### Exercise brief
Wherever the string "SUBTRACTION" appears in the listing, copy that line.

--- START ---

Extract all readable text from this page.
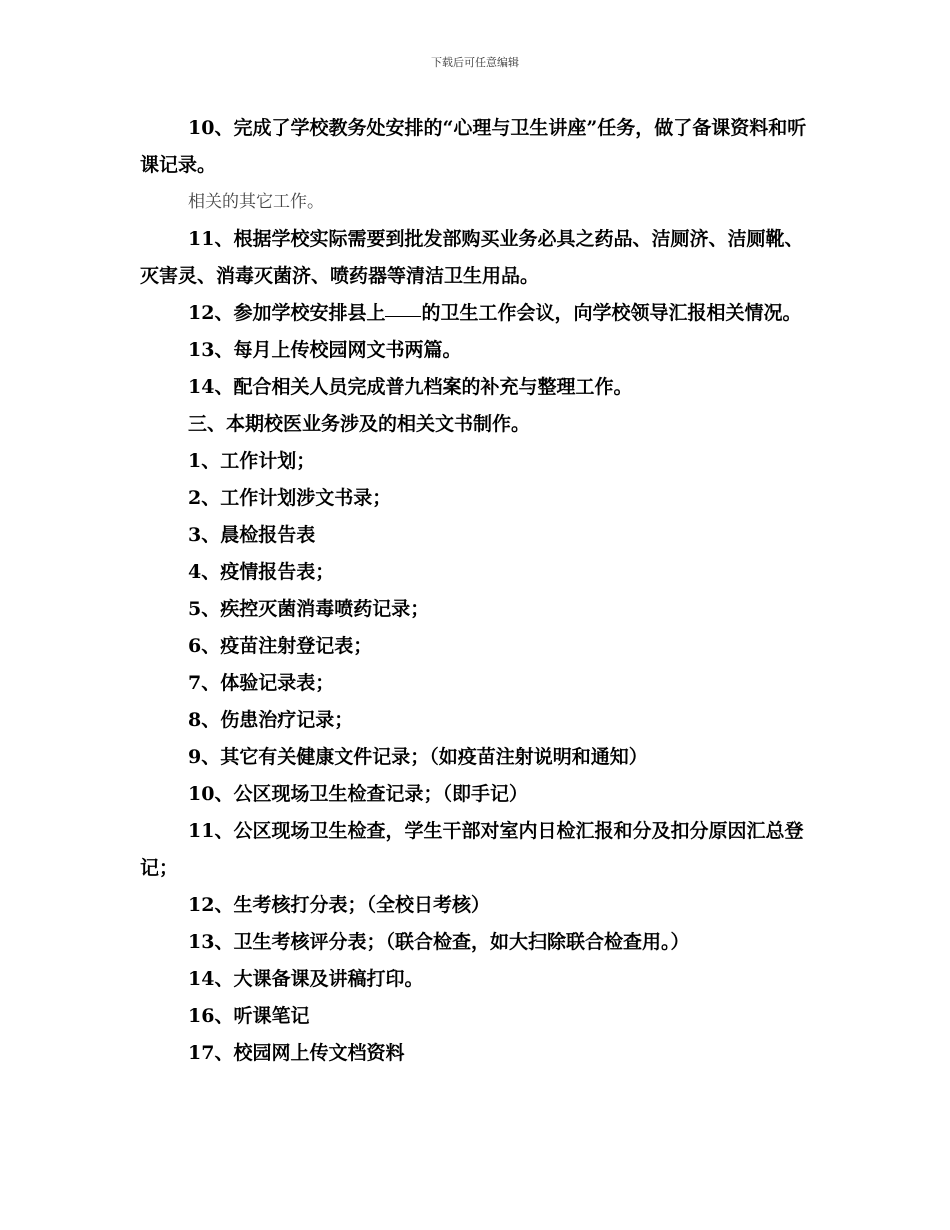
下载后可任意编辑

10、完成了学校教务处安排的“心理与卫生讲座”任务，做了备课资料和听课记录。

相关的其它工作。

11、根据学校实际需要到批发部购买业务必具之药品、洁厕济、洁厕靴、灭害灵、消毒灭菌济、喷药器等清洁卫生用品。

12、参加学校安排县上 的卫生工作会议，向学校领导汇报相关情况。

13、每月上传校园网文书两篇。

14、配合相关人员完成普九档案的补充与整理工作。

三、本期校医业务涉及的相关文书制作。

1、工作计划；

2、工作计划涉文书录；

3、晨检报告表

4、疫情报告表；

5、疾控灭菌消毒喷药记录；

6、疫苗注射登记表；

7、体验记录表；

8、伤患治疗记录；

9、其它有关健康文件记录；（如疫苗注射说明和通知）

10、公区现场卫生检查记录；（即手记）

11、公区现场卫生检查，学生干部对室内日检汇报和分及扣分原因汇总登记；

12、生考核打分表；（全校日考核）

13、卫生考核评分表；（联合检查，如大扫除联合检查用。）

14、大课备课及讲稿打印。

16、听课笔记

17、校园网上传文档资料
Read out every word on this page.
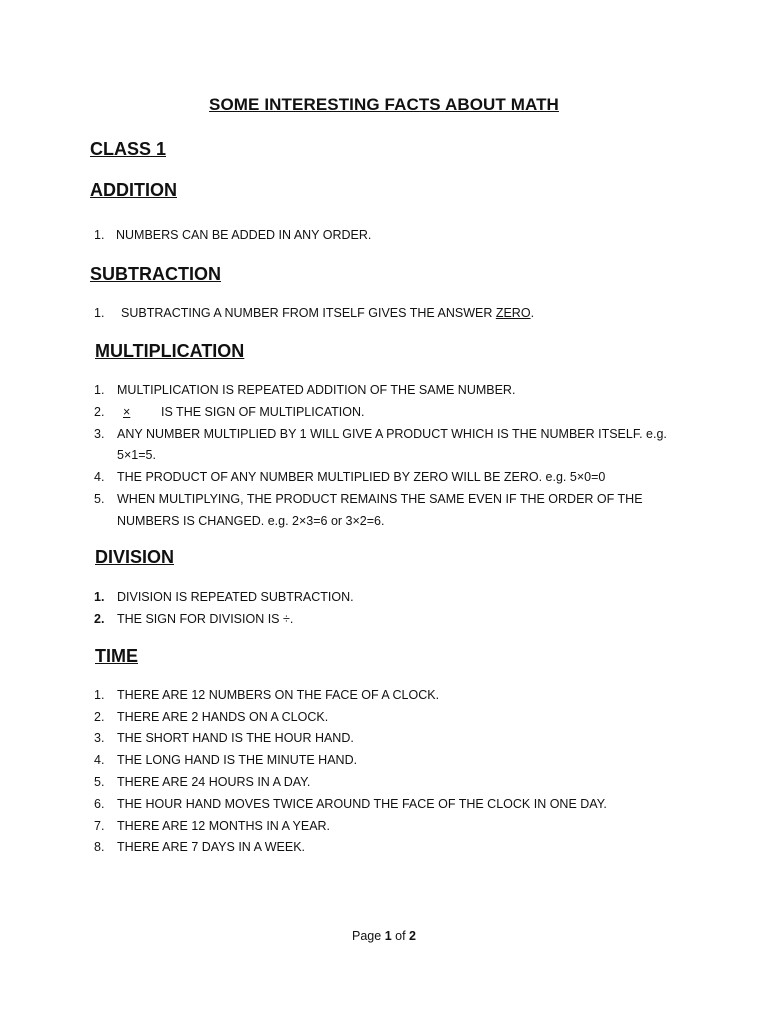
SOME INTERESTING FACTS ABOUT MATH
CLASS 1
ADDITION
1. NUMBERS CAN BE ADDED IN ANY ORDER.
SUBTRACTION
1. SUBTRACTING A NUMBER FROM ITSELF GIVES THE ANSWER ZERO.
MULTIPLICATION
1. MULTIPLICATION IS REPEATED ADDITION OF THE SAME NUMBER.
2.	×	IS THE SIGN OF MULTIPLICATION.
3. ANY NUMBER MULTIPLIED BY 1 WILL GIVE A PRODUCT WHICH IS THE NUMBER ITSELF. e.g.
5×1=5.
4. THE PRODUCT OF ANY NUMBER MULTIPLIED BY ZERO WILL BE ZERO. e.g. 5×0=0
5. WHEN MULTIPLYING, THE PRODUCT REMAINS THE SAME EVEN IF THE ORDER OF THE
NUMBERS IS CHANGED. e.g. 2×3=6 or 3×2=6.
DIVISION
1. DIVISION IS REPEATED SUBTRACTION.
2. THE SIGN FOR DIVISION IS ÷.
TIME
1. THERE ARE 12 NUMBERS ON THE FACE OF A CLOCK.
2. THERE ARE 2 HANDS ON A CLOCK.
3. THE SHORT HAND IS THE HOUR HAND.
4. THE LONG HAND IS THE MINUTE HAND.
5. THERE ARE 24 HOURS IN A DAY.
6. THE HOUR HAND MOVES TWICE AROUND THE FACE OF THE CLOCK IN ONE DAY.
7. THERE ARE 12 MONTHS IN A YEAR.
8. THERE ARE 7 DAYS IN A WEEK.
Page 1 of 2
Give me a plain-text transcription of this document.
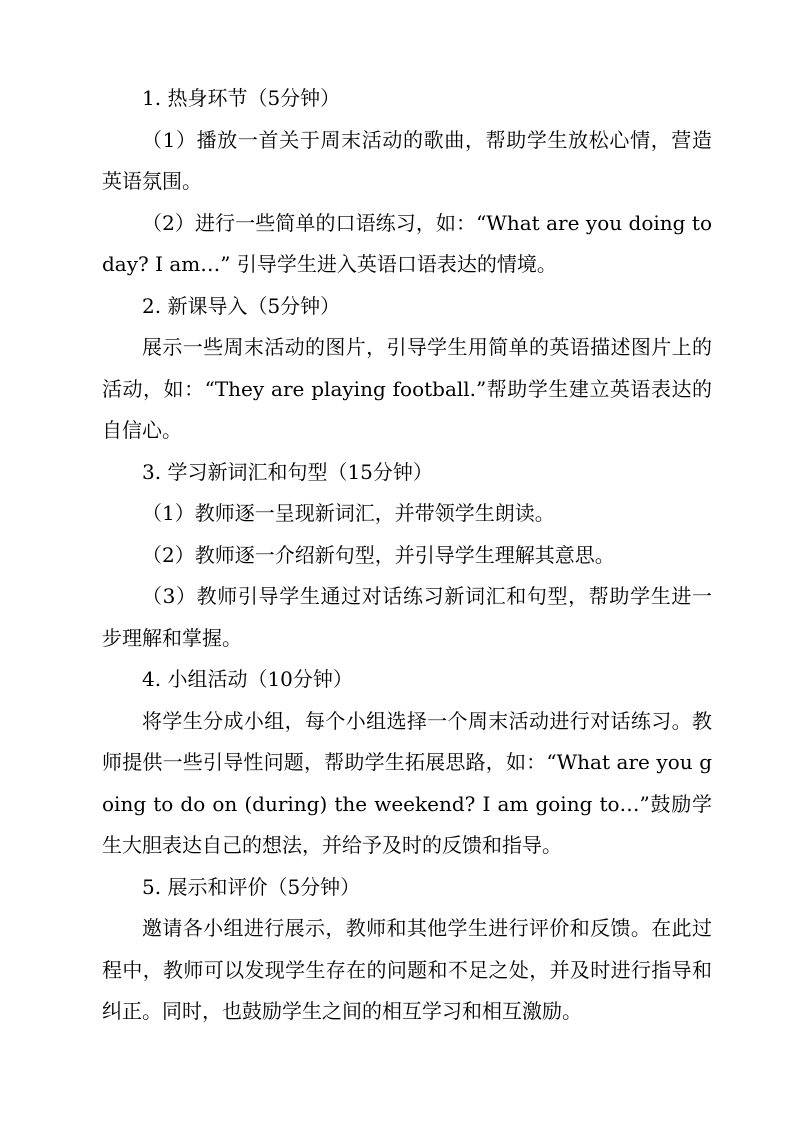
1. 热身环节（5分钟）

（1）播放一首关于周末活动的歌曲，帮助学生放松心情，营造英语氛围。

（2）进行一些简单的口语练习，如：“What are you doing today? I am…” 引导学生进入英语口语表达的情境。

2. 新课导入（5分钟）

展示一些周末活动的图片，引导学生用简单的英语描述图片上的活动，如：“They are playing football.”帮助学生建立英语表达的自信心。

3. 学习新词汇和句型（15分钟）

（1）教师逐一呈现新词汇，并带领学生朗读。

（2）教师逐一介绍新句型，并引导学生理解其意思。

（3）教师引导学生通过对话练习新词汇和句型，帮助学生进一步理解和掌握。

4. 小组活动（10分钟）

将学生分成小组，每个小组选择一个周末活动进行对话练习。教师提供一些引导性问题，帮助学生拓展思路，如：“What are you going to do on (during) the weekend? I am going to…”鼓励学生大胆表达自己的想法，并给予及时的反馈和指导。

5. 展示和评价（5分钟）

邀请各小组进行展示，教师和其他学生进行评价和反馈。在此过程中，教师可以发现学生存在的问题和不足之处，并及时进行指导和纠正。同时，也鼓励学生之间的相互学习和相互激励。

--- END ---
--- START ---

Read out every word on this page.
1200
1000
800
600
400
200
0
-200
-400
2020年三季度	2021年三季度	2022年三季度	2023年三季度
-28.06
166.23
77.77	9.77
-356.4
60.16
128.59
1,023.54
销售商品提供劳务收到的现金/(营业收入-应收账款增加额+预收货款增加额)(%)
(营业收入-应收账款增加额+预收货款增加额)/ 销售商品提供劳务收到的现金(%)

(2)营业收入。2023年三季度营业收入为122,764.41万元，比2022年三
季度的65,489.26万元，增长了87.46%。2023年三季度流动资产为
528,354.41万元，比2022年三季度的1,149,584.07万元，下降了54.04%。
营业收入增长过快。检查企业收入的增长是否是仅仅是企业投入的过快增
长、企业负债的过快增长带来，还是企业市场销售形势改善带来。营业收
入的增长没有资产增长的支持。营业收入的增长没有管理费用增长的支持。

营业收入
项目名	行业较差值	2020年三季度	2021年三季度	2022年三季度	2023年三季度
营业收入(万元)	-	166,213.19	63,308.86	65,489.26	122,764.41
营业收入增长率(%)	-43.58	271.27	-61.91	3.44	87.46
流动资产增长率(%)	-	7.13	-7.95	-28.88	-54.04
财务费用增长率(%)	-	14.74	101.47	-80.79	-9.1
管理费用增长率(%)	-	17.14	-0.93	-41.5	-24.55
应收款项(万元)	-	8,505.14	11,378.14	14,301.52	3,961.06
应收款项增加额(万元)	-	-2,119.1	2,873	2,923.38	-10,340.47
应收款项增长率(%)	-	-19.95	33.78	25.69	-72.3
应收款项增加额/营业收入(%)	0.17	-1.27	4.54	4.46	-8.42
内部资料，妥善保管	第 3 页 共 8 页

--- END ---
--- START ---

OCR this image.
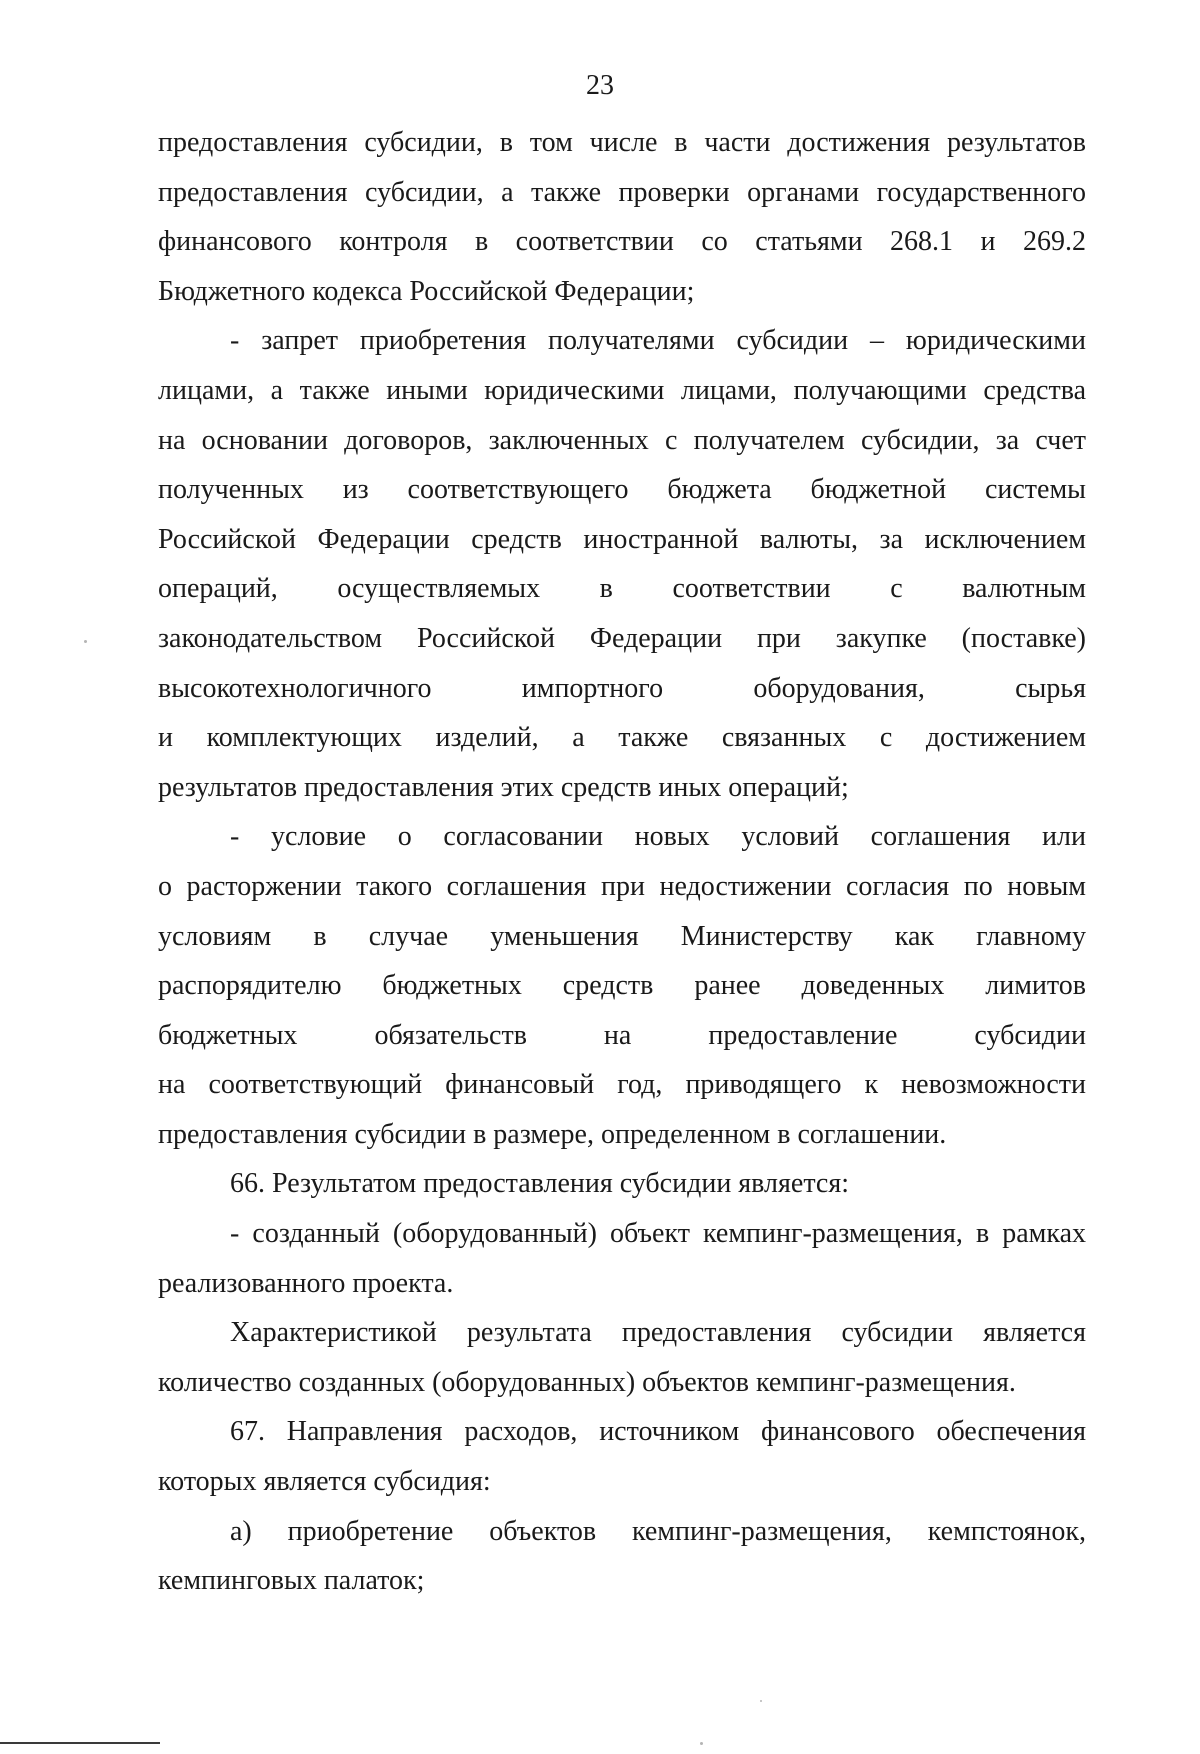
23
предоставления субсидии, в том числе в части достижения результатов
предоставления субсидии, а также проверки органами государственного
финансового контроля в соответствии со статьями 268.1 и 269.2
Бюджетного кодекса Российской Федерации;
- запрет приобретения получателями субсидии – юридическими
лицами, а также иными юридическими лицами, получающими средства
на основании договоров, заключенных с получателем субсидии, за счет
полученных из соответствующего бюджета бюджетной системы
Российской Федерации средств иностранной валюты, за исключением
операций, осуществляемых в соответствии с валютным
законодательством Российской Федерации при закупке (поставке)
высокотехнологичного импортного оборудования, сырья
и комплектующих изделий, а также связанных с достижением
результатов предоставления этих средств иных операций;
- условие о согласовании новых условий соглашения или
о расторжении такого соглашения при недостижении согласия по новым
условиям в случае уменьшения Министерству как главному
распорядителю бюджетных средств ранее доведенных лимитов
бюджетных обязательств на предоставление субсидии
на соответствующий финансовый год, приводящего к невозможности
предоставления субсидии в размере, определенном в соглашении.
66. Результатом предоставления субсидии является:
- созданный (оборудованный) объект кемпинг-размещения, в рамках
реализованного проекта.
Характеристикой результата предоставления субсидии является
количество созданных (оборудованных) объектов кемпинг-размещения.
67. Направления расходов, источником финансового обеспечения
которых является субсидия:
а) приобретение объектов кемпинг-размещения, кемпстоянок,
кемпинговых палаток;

--- END ---

### Result of this exercise
SUBTRACTION
1. DIVISION IS REPEATED SUBTRACTION.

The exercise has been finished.